## Exercise description
Give as output the line that contains "Type out the text in this image.", followed by every remaining line of the entries, unchanged and with nothing added.

## Records supplied

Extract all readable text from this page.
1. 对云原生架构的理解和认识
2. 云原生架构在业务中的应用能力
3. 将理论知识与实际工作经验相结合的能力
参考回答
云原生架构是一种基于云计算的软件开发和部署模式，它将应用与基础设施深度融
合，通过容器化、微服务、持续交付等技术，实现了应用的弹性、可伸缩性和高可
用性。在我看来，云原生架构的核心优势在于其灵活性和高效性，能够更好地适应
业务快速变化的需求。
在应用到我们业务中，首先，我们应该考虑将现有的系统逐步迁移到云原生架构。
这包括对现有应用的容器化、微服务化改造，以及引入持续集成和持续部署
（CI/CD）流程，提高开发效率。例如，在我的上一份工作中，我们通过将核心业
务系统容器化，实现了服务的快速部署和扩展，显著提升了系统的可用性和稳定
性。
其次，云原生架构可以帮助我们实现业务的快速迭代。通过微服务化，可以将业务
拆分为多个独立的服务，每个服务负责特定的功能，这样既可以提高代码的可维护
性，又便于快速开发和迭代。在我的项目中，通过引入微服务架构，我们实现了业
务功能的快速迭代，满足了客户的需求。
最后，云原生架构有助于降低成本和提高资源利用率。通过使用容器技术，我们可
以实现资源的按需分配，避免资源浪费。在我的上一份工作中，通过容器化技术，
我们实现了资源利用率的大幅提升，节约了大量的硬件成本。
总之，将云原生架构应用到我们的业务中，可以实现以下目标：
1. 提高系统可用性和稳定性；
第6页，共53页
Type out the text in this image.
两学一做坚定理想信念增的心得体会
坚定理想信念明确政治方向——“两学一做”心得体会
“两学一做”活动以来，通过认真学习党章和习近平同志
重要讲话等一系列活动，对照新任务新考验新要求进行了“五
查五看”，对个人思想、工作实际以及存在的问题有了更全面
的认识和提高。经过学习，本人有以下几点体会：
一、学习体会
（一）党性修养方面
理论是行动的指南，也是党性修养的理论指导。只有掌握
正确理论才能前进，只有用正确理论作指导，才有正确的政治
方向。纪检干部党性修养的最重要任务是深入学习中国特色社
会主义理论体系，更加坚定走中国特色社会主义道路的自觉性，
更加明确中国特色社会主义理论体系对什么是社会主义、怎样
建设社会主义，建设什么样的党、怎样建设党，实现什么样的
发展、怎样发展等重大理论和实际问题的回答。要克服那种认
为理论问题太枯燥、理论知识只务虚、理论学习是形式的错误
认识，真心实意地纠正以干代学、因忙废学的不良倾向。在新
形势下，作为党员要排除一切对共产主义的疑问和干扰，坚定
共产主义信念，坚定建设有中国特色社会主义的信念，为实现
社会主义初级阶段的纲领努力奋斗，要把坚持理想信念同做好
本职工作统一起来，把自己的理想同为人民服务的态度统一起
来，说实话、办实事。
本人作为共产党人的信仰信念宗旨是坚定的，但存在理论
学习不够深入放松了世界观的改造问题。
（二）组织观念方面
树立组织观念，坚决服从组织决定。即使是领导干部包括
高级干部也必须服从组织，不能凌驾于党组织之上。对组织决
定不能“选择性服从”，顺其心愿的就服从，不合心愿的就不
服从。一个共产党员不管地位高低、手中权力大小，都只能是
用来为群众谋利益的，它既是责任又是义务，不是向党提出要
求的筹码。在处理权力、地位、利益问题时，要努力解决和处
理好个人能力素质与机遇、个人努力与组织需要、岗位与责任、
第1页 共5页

## Answer to the task
Type out the text in this image.
两学一做坚定理想信念增的心得体会
坚定理想信念明确政治方向——“两学一做”心得体会
“两学一做”活动以来，通过认真学习党章和习近平同志
重要讲话等一系列活动，对照新任务新考验新要求进行了“五
查五看”，对个人思想、工作实际以及存在的问题有了更全面
的认识和提高。经过学习，本人有以下几点体会：
一、学习体会
（一）党性修养方面
理论是行动的指南，也是党性修养的理论指导。只有掌握
正确理论才能前进，只有用正确理论作指导，才有正确的政治
方向。纪检干部党性修养的最重要任务是深入学习中国特色社
会主义理论体系，更加坚定走中国特色社会主义道路的自觉性，
更加明确中国特色社会主义理论体系对什么是社会主义、怎样
建设社会主义，建设什么样的党、怎样建设党，实现什么样的
发展、怎样发展等重大理论和实际问题的回答。要克服那种认
为理论问题太枯燥、理论知识只务虚、理论学习是形式的错误
认识，真心实意地纠正以干代学、因忙废学的不良倾向。在新
形势下，作为党员要排除一切对共产主义的疑问和干扰，坚定
共产主义信念，坚定建设有中国特色社会主义的信念，为实现
社会主义初级阶段的纲领努力奋斗，要把坚持理想信念同做好
本职工作统一起来，把自己的理想同为人民服务的态度统一起
来，说实话、办实事。
本人作为共产党人的信仰信念宗旨是坚定的，但存在理论
学习不够深入放松了世界观的改造问题。
（二）组织观念方面
树立组织观念，坚决服从组织决定。即使是领导干部包括
高级干部也必须服从组织，不能凌驾于党组织之上。对组织决
定不能“选择性服从”，顺其心愿的就服从，不合心愿的就不
服从。一个共产党员不管地位高低、手中权力大小，都只能是
用来为群众谋利益的，它既是责任又是义务，不是向党提出要
求的筹码。在处理权力、地位、利益问题时，要努力解决和处
理好个人能力素质与机遇、个人努力与组织需要、岗位与责任、
第1页 共5页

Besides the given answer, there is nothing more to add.